* **Entries shown**
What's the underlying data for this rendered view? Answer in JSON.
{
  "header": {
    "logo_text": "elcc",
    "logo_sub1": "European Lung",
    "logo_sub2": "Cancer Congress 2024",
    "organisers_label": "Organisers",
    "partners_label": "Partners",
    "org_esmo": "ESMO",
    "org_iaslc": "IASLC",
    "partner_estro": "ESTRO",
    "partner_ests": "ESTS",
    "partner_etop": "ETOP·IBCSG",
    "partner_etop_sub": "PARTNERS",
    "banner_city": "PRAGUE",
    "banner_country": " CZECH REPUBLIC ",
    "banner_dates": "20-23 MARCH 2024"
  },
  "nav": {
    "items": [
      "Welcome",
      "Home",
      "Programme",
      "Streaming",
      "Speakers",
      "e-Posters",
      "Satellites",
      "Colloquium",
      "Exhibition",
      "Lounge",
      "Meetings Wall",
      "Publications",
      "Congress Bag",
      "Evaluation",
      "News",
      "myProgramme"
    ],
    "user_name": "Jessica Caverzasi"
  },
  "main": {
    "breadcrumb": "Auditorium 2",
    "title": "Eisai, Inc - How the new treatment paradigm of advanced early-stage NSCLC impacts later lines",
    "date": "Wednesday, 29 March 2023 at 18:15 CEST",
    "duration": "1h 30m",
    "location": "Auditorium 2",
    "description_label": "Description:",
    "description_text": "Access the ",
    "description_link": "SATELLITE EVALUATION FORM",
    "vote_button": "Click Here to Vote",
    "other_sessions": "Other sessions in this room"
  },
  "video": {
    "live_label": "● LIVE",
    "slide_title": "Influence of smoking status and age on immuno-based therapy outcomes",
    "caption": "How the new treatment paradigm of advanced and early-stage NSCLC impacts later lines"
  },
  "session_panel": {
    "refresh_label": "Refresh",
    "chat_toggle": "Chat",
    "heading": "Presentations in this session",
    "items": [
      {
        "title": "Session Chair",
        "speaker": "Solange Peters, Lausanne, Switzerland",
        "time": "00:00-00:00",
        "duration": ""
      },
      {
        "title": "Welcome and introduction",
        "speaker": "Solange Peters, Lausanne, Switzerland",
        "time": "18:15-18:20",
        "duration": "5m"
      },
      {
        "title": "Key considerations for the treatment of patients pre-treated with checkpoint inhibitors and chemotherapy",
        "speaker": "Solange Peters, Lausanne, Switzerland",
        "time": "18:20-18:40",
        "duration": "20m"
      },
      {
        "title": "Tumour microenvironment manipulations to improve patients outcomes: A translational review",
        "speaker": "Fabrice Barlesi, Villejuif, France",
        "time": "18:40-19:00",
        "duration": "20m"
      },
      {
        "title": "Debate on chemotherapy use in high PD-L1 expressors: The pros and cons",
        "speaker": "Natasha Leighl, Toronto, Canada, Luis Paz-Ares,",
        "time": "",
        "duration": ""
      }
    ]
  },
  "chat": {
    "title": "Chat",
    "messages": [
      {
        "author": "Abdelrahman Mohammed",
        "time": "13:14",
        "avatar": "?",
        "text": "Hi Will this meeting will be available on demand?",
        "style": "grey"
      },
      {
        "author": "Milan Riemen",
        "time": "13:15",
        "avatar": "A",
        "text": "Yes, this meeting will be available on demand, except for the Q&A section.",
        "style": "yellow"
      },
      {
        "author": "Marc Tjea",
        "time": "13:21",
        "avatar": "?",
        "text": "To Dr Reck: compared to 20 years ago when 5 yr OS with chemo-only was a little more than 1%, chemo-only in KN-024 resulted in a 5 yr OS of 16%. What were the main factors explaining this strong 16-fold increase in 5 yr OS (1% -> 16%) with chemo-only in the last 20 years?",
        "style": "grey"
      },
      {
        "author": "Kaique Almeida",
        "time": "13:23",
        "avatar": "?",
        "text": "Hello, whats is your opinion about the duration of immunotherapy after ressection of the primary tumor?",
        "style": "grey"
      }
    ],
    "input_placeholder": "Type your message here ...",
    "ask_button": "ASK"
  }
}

* **Task to carry out**
Each line that contains "lines" is to be copied from the listing above.

* **Solved exercise**
    "title": "Eisai, Inc - How the new treatment paradigm of advanced early-stage NSCLC impacts later lines",
    "caption": "How the new treatment paradigm of advanced and early-stage NSCLC impacts later lines"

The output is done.